> _PROMPT_
Revise the material starting at the line that contains "- check-row-gradle-scan: Inspect" and ending at the line that contains "- label-delete-ws: Delete", and give back only those lines with "Cache location" replaced by "Cache directory" and everything else unchanged.

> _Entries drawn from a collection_
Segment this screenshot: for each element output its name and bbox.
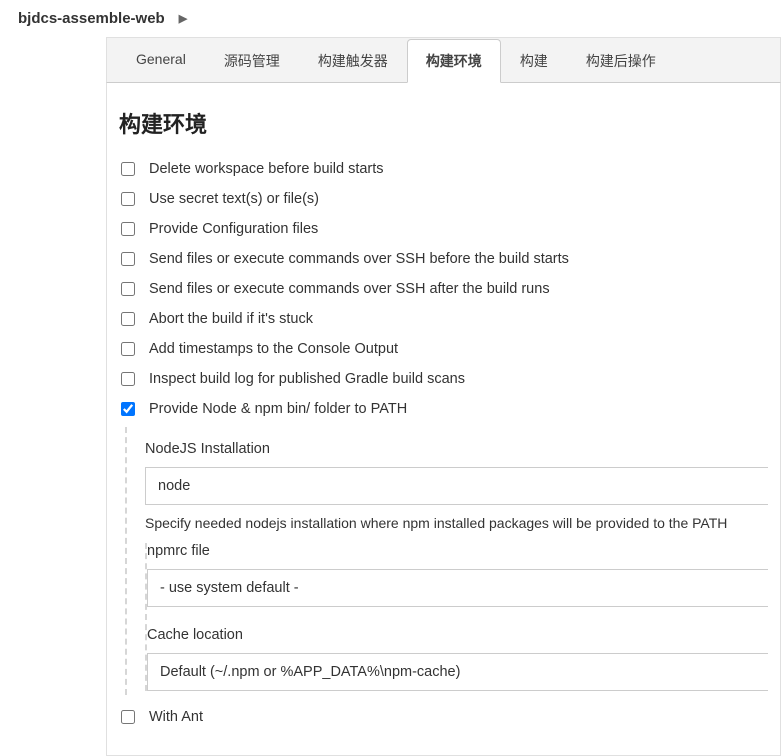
- check-row-gradle-scan: Inspect build log for published Gradle b…: [119, 367, 768, 391]
- nodejs-install-input[interactable]: [145, 467, 768, 505]
- node-inner-block: npmrc file Cache location: [145, 543, 768, 691]
- label-delete-ws: Delete workspace before build starts: [149, 161, 384, 177]
- check-row-timestamps: Add timestamps to the Console Output: [119, 337, 768, 361]
- check-row-delete-ws: Delete workspace before build starts: [119, 157, 768, 181]
- checkbox-ssh-after[interactable]: [121, 282, 135, 296]
- label-with-ant: With Ant: [149, 709, 203, 725]
- tab-scm[interactable]: 源码管理: [205, 39, 299, 83]
- cache-input[interactable]: [147, 653, 768, 691]
- label-node-path: Provide Node & npm bin/ folder to PATH: [149, 401, 407, 417]
- breadcrumb: bjdcs-assemble-web ▶: [0, 0, 781, 37]
- checkbox-provide-config[interactable]: [121, 222, 135, 236]
- tab-build[interactable]: 构建: [501, 39, 567, 83]
- tab-env[interactable]: 构建环境: [407, 39, 501, 83]
- check-row-node-path: Provide Node & npm bin/ folder to PATH: [119, 397, 768, 421]
- npmrc-label: npmrc file: [147, 543, 768, 559]
- checkbox-use-secret[interactable]: [121, 192, 135, 206]
- node-config-block: NodeJS Installation Specify needed nodej…: [125, 427, 768, 695]
- checkbox-gradle-scan[interactable]: [121, 372, 135, 386]
- content-area: 构建环境 Delete workspace before build start…: [106, 82, 781, 756]
- check-row-ssh-after: Send files or execute commands over SSH …: [119, 277, 768, 301]
- chevron-right-icon: ▶: [179, 12, 187, 25]
- label-gradle-scan: Inspect build log for published Gradle b…: [149, 371, 465, 387]
- cache-label: Cache location: [147, 627, 768, 643]
- tabs-bar: General 源码管理 构建触发器 构建环境 构建 构建后操作: [106, 37, 781, 82]
- breadcrumb-project[interactable]: bjdcs-assemble-web: [18, 10, 165, 27]
- check-row-use-secret: Use secret text(s) or file(s): [119, 187, 768, 211]
- label-ssh-after: Send files or execute commands over SSH …: [149, 281, 550, 297]
- section-title: 构建环境: [119, 107, 768, 139]
- checkbox-abort-stuck[interactable]: [121, 312, 135, 326]
- check-row-provide-config: Provide Configuration files: [119, 217, 768, 241]
- checkbox-timestamps[interactable]: [121, 342, 135, 356]
- nodejs-install-label: NodeJS Installation: [145, 441, 768, 457]
- tab-triggers[interactable]: 构建触发器: [299, 39, 407, 83]
- label-provide-config: Provide Configuration files: [149, 221, 318, 237]
- label-ssh-before: Send files or execute commands over SSH …: [149, 251, 569, 267]
- label-timestamps: Add timestamps to the Console Output: [149, 341, 398, 357]
- nodejs-install-help: Specify needed nodejs installation where…: [145, 515, 768, 531]
- check-row-abort-stuck: Abort the build if it's stuck: [119, 307, 768, 331]
- tab-general[interactable]: General: [117, 39, 205, 83]
- check-row-ssh-before: Send files or execute commands over SSH …: [119, 247, 768, 271]
- label-use-secret: Use secret text(s) or file(s): [149, 191, 319, 207]
- npmrc-input[interactable]: [147, 569, 768, 607]
- tab-post[interactable]: 构建后操作: [567, 39, 675, 83]
- check-row-with-ant: With Ant: [119, 705, 768, 729]
- checkbox-delete-ws[interactable]: [121, 162, 135, 176]
- checkbox-node-path[interactable]: [121, 402, 135, 416]
- checkbox-ssh-before[interactable]: [121, 252, 135, 266]
- label-abort-stuck: Abort the build if it's stuck: [149, 311, 313, 327]
- checkbox-with-ant[interactable]: [121, 710, 135, 724]
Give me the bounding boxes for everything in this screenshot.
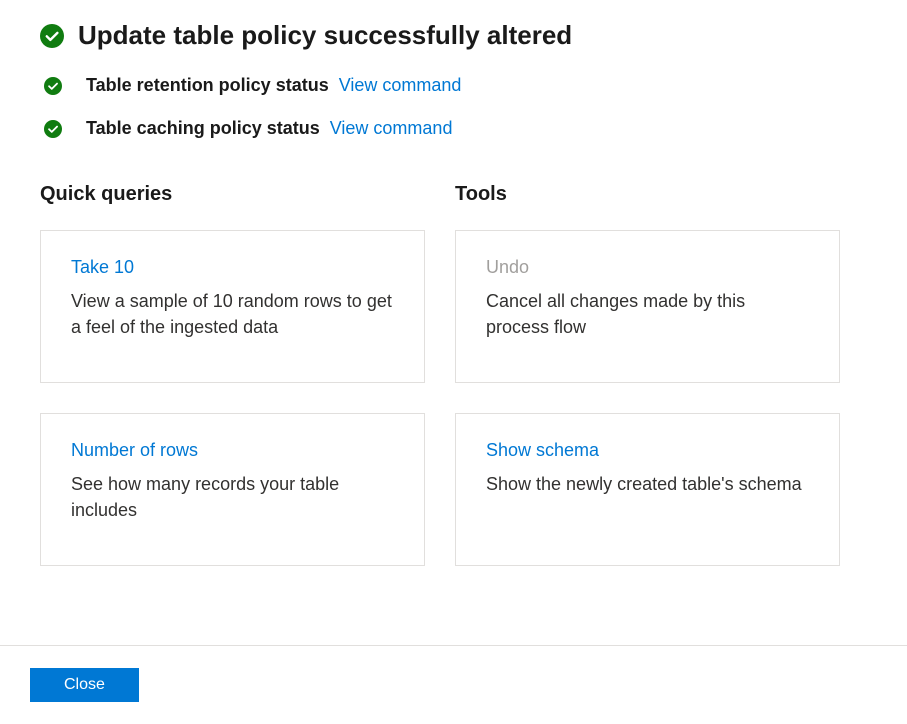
card-desc: View a sample of 10 random rows to get a… — [71, 288, 394, 340]
quick-queries-heading: Quick queries — [40, 183, 425, 206]
page-title: Update table policy successfully altered — [78, 20, 572, 51]
card-show-schema[interactable]: Show schema Show the newly created table… — [455, 413, 840, 566]
status-caching-label: Table caching policy status — [86, 118, 320, 139]
card-title-take-10[interactable]: Take 10 — [71, 257, 134, 278]
card-number-of-rows[interactable]: Number of rows See how many records your… — [40, 413, 425, 566]
dialog-footer: Close — [0, 645, 907, 724]
tools-heading: Tools — [455, 183, 840, 206]
success-check-icon — [44, 77, 62, 95]
card-title-number-of-rows[interactable]: Number of rows — [71, 440, 198, 461]
view-command-link-caching[interactable]: View command — [330, 118, 453, 139]
card-title-show-schema[interactable]: Show schema — [486, 440, 599, 461]
card-undo: Undo Cancel all changes made by this pro… — [455, 230, 840, 383]
card-desc: Show the newly created table's schema — [486, 471, 809, 497]
card-desc: See how many records your table includes — [71, 471, 394, 523]
status-retention-label: Table retention policy status — [86, 75, 329, 96]
card-title-undo: Undo — [486, 257, 529, 278]
success-check-icon — [40, 24, 64, 48]
card-take-10[interactable]: Take 10 View a sample of 10 random rows … — [40, 230, 425, 383]
success-check-icon — [44, 120, 62, 138]
close-button[interactable]: Close — [30, 668, 139, 702]
card-desc: Cancel all changes made by this process … — [486, 288, 809, 340]
quick-queries-column: Quick queries Take 10 View a sample of 1… — [40, 183, 425, 596]
view-command-link-retention[interactable]: View command — [339, 75, 462, 96]
tools-column: Tools Undo Cancel all changes made by th… — [455, 183, 840, 596]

> _SOLUTION FOR THIS PROBLEM_
- check-row-gradle-scan: Inspect build log for published Gradle b…: [119, 367, 768, 391]
- nodejs-install-input[interactable]: [145, 467, 768, 505]
- node-inner-block: npmrc file Cache directory: [145, 543, 768, 691]
- label-delete-ws: Delete workspace before build starts: [149, 161, 384, 177]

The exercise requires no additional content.